SET EXERCISE:
All the data should come back exactly as it was given.

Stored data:
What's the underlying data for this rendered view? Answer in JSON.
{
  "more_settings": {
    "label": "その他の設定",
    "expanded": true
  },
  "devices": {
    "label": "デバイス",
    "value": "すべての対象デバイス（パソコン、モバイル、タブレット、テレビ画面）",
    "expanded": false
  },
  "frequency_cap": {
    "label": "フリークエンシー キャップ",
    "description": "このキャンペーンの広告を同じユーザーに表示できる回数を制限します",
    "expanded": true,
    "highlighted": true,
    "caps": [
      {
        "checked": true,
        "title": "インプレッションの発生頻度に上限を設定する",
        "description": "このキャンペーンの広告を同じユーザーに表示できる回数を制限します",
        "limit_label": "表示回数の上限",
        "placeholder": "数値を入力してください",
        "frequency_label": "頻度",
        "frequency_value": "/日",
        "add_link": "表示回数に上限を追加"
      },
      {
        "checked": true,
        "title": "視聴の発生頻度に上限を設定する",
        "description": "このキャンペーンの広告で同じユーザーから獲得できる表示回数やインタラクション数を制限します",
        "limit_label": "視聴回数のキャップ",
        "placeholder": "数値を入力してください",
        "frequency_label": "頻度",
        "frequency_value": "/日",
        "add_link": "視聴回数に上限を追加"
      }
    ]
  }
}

EXERCISE SOLUTION:
What's the underlying data for this rendered view? Answer in JSON.
{
  "more_settings": {
    "label": "その他の設定",
    "expanded": true
  },
  "devices": {
    "label": "デバイス",
    "value": "すべての対象デバイス（パソコン、モバイル、タブレット、テレビ画面）",
    "expanded": false
  },
  "frequency_cap": {
    "label": "フリークエンシー キャップ",
    "description": "このキャンペーンの広告を同じユーザーに表示できる回数を制限します",
    "expanded": true,
    "highlighted": true,
    "caps": [
      {
        "checked": true,
        "title": "インプレッションの発生頻度に上限を設定する",
        "description": "このキャンペーンの広告を同じユーザーに表示できる回数を制限します",
        "limit_label": "表示回数の上限",
        "placeholder": "数値を入力してください",
        "frequency_label": "頻度",
        "frequency_value": "/日",
        "add_link": "表示回数に上限を追加"
      },
      {
        "checked": true,
        "title": "視聴の発生頻度に上限を設定する",
        "description": "このキャンペーンの広告で同じユーザーから獲得できる表示回数やインタラクション数を制限します",
        "limit_label": "視聴回数のキャップ",
        "placeholder": "数値を入力してください",
        "frequency_label": "頻度",
        "frequency_value": "/日",
        "add_link": "視聴回数に上限を追加"
      }
    ]
  }
}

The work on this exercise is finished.